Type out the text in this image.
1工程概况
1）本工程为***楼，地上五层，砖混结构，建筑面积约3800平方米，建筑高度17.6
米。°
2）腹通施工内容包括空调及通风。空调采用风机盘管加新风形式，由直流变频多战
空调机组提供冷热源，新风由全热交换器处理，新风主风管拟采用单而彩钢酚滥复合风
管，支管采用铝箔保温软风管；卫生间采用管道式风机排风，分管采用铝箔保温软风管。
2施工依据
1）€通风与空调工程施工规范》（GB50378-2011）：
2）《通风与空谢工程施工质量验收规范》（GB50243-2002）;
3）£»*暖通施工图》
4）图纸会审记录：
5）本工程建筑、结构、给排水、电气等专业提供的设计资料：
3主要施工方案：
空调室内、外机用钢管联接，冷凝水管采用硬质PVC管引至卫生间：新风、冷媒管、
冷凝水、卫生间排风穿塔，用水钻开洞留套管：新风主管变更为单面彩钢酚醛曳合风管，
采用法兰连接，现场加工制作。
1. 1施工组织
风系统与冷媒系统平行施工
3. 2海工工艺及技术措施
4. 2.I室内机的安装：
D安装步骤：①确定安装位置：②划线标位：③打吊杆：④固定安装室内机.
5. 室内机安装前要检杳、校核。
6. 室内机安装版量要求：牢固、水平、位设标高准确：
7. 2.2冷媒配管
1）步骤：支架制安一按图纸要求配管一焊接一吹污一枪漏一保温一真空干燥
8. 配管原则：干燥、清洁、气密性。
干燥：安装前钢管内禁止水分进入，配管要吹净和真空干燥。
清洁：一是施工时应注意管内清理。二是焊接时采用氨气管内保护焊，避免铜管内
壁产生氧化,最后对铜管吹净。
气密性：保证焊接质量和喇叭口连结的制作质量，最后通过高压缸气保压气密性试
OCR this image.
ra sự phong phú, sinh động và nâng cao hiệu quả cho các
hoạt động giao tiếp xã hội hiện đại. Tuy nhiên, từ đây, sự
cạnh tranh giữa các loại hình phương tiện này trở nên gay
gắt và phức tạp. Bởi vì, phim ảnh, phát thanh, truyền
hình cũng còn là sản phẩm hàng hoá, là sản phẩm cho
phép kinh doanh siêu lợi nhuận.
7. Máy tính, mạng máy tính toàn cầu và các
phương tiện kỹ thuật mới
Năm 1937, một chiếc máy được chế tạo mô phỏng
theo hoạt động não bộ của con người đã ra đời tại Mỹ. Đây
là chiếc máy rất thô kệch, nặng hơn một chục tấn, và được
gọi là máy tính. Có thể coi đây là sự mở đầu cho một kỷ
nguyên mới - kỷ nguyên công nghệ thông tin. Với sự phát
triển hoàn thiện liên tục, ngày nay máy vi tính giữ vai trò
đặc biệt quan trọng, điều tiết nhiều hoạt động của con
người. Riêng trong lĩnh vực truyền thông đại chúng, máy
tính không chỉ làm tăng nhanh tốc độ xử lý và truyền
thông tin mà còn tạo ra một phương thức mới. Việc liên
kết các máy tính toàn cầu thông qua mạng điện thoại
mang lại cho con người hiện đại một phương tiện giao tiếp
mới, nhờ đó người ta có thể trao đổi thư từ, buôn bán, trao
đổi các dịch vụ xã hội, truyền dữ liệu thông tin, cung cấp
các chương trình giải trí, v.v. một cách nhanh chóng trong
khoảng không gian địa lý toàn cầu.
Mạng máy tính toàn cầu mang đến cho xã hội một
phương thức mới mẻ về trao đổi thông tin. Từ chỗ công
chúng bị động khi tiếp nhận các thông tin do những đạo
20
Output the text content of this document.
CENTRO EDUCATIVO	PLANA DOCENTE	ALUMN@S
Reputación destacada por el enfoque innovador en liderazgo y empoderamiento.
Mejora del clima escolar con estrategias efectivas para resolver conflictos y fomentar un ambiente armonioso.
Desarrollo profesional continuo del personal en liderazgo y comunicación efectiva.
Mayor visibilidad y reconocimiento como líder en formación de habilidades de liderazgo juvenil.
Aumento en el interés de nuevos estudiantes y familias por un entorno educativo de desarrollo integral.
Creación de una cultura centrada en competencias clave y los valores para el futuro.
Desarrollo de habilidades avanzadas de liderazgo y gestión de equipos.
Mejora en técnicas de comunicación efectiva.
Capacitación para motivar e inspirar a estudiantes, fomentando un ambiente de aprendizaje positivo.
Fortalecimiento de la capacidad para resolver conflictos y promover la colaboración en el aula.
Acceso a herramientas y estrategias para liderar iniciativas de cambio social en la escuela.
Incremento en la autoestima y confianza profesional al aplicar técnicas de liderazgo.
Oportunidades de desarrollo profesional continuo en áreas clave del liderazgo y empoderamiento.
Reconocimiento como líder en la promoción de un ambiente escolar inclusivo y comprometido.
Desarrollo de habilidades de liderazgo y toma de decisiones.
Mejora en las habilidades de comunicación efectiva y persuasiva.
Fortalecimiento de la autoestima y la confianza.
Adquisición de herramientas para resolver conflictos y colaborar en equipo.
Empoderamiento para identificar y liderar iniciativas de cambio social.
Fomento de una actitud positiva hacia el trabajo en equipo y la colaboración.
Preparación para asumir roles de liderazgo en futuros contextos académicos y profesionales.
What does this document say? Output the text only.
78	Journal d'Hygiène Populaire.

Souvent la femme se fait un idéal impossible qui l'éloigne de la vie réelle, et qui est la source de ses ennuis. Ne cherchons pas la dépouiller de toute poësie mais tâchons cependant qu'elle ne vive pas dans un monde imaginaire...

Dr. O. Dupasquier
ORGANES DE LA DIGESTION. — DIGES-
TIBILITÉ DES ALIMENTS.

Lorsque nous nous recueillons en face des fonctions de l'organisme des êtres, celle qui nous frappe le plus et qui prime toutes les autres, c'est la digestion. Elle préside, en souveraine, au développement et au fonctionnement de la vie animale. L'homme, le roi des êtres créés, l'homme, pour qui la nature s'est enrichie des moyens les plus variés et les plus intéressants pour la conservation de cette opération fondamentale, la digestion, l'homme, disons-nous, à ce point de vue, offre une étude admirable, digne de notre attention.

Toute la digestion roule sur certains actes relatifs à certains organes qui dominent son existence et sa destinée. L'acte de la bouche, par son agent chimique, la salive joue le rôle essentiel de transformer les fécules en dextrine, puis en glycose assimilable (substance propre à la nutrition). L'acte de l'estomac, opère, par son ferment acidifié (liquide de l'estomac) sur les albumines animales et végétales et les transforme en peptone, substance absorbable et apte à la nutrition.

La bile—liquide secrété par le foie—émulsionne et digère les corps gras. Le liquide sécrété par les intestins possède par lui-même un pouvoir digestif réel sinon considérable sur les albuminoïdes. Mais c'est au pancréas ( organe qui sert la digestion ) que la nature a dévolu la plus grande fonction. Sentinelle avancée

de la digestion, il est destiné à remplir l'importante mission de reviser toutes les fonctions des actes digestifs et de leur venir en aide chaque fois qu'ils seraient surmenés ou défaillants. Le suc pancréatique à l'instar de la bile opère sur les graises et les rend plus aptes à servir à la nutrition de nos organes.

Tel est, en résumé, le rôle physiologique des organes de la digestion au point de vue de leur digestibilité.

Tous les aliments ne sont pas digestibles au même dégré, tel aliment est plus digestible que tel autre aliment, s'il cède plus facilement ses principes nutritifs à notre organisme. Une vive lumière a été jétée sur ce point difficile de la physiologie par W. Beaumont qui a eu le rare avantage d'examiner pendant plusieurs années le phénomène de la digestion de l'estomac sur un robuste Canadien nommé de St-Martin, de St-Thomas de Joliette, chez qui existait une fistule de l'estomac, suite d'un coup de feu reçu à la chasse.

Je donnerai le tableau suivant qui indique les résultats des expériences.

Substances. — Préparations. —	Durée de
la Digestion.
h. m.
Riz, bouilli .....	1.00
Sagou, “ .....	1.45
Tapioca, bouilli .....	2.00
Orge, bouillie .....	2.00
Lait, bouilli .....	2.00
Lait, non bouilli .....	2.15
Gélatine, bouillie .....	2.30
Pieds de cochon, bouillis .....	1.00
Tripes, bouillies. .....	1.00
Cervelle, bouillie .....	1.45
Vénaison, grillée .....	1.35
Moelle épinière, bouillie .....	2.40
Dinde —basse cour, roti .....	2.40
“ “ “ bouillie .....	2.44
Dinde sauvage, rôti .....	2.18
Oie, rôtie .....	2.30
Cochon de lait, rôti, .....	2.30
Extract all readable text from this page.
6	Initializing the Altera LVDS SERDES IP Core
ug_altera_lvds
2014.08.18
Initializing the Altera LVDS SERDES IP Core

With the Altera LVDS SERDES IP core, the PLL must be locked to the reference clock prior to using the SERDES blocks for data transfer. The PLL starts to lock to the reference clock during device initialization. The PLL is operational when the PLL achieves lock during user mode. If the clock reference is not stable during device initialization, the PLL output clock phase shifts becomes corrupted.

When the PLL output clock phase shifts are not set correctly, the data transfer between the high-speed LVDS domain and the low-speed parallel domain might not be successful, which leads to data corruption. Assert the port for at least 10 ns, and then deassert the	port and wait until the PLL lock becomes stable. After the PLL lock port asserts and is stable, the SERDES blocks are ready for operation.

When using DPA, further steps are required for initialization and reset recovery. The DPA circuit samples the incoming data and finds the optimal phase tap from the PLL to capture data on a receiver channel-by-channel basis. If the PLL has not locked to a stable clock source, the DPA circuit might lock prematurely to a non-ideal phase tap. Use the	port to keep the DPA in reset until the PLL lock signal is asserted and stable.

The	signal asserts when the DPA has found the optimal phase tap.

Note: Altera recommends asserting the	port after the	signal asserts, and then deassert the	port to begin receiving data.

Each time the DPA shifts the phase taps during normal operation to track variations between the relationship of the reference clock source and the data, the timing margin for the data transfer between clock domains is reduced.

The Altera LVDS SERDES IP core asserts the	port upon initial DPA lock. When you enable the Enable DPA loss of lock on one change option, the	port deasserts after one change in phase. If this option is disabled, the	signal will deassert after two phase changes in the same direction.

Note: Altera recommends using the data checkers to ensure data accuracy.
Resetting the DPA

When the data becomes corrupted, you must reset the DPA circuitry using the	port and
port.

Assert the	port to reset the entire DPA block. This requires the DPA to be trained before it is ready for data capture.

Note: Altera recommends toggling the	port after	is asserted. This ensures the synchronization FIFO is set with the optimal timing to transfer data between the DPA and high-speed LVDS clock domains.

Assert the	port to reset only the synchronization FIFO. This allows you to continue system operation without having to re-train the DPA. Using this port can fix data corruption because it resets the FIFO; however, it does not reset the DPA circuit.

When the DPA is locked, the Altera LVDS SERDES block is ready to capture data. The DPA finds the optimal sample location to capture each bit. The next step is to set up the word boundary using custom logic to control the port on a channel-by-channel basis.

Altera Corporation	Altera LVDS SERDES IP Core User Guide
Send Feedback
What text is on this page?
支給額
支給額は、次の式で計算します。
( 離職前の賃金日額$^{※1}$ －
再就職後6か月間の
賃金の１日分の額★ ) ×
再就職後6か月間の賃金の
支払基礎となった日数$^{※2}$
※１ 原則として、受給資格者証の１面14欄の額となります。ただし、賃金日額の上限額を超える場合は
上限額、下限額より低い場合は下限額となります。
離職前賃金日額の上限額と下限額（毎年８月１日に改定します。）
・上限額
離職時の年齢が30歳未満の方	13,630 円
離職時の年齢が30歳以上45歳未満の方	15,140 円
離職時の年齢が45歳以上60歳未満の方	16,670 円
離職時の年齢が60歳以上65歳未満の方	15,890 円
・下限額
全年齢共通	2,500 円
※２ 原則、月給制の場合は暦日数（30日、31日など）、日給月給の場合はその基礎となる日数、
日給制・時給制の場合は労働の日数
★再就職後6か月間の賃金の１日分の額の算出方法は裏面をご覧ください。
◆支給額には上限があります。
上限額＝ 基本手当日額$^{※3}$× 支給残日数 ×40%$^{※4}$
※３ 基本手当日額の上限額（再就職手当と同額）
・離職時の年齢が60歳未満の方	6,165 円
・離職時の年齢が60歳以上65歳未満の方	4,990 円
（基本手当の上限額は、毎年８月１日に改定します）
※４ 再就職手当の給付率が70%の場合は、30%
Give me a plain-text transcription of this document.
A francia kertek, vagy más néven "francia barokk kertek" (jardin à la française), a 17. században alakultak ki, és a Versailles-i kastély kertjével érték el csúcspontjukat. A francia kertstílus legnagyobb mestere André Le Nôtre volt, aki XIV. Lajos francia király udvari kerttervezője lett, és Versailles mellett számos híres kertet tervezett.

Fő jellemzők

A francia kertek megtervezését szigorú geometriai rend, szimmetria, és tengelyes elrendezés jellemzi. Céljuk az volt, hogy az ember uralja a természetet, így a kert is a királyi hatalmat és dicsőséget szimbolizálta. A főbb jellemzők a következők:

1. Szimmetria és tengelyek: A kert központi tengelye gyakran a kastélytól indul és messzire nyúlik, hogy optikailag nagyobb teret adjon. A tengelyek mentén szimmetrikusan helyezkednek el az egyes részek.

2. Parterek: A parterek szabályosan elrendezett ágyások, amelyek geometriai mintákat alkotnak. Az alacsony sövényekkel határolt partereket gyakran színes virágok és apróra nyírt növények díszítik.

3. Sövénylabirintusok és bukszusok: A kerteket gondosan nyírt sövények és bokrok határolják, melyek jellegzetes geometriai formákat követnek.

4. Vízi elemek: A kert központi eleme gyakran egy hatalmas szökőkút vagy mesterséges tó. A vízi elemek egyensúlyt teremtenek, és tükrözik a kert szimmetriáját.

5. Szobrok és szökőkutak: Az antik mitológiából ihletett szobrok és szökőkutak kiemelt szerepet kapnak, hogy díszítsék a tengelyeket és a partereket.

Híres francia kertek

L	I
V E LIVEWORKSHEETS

--------------------------------

> _WHAT IS BEING ASKED_
Take every line from the data that contains the word "finds".

> _TASK RESULT_
When using DPA, further steps are required for initialization and reset recovery. The DPA circuit samples the incoming data and finds the optimal phase tap from the PLL to capture data on a receiver channel-by-channel basis. If the PLL has not locked to a stable clock source, the DPA circuit might lock prematurely to a non-ideal phase tap. Use the	port to keep the DPA in reset until the PLL lock signal is asserted and stable.
When the DPA is locked, the Altera LVDS SERDES block is ready to capture data. The DPA finds the optimal sample location to capture each bit. The next step is to set up the word boundary using custom logic to control the port on a channel-by-channel basis.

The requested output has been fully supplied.